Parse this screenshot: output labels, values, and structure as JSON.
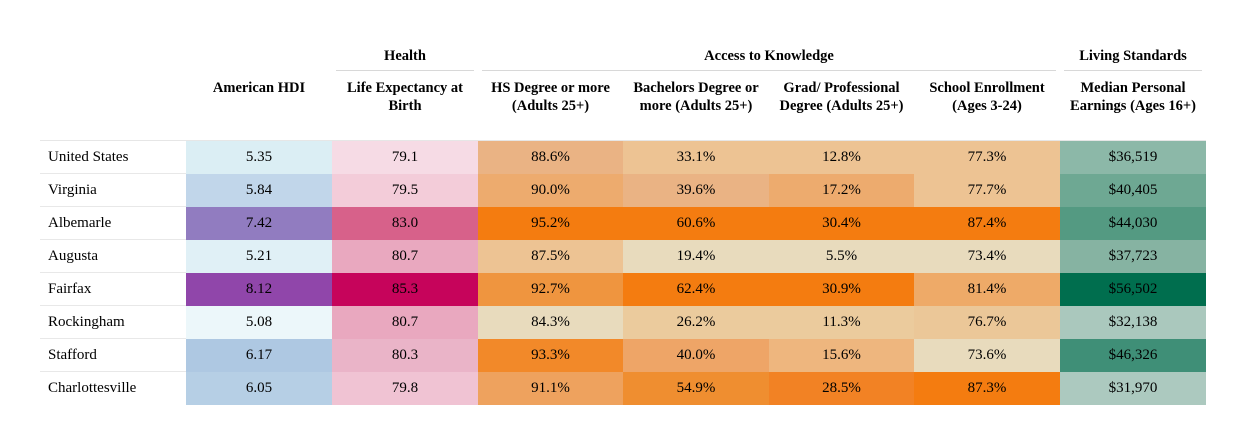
{
  "groups": [
    {
      "label": "Health",
      "col_start": 1,
      "col_end": 1
    },
    {
      "label": "Access to Knowledge",
      "col_start": 2,
      "col_end": 5
    },
    {
      "label": "Living Standards",
      "col_start": 6,
      "col_end": 6
    }
  ],
  "columns": [
    {
      "label": "American HDI"
    },
    {
      "label": "Life Expectancy at Birth"
    },
    {
      "label": "HS Degree or more (Adults 25+)"
    },
    {
      "label": "Bachelors Degree or more (Adults 25+)"
    },
    {
      "label": "Grad/ Professional Degree (Adults 25+)"
    },
    {
      "label": "School Enrollment (Ages 3-24)"
    },
    {
      "label": "Median Personal Earnings (Ages 16+)"
    }
  ],
  "rows": [
    {
      "name": "United States",
      "cells": [
        "5.35",
        "79.1",
        "88.6%",
        "33.1%",
        "12.8%",
        "77.3%",
        "$36,519"
      ],
      "colors": [
        "#dbeef4",
        "#f6dbe5",
        "#eab384",
        "#edc393",
        "#edc393",
        "#edc393",
        "#8cb8a8"
      ]
    },
    {
      "name": "Virginia",
      "cells": [
        "5.84",
        "79.5",
        "90.0%",
        "39.6%",
        "17.2%",
        "77.7%",
        "$40,405"
      ],
      "colors": [
        "#c1d6ea",
        "#f3ccd9",
        "#edab6e",
        "#eab384",
        "#edab6e",
        "#edc393",
        "#6ea893"
      ]
    },
    {
      "name": "Albemarle",
      "cells": [
        "7.42",
        "83.0",
        "95.2%",
        "60.6%",
        "30.4%",
        "87.4%",
        "$44,030"
      ],
      "colors": [
        "#917cc0",
        "#d7618a",
        "#f47c10",
        "#f47c10",
        "#f47c10",
        "#f47c10",
        "#549a82"
      ]
    },
    {
      "name": "Augusta",
      "cells": [
        "5.21",
        "80.7",
        "87.5%",
        "19.4%",
        "5.5%",
        "73.4%",
        "$37,723"
      ],
      "colors": [
        "#e0f0f6",
        "#e9a8bf",
        "#edc393",
        "#e8dbbd",
        "#e8dbbd",
        "#e8dbbd",
        "#86b3a2"
      ]
    },
    {
      "name": "Fairfax",
      "cells": [
        "8.12",
        "85.3",
        "92.7%",
        "62.4%",
        "30.9%",
        "81.4%",
        "$56,502"
      ],
      "colors": [
        "#9046aa",
        "#c6045b",
        "#ef953f",
        "#f47c10",
        "#f47c10",
        "#eeaa68",
        "#006e4e"
      ]
    },
    {
      "name": "Rockingham",
      "cells": [
        "5.08",
        "80.7",
        "84.3%",
        "26.2%",
        "11.3%",
        "76.7%",
        "$32,138"
      ],
      "colors": [
        "#ecf7fa",
        "#e9a8bf",
        "#e8dbbd",
        "#ebcb9d",
        "#ebcb9d",
        "#ebc798",
        "#aac8bd"
      ]
    },
    {
      "name": "Stafford",
      "cells": [
        "6.17",
        "80.3",
        "93.3%",
        "40.0%",
        "15.6%",
        "73.6%",
        "$46,326"
      ],
      "colors": [
        "#aec8e2",
        "#eab4c8",
        "#f28929",
        "#eea567",
        "#eeb67e",
        "#e8dbbd",
        "#3f8f77"
      ]
    },
    {
      "name": "Charlottesville",
      "cells": [
        "6.05",
        "79.8",
        "91.1%",
        "54.9%",
        "28.5%",
        "87.3%",
        "$31,970"
      ],
      "colors": [
        "#b6cfe5",
        "#f0c3d3",
        "#eea25e",
        "#ef8e30",
        "#f28224",
        "#f47c10",
        "#acc9bf"
      ]
    }
  ]
}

## GOAL
Identify lines with the string "more". Copy each one.

## FINISHED EXERCISE
      "label": "HS Degree or more (Adults 25+)"
      "label": "Bachelors Degree or more (Adults 25+)"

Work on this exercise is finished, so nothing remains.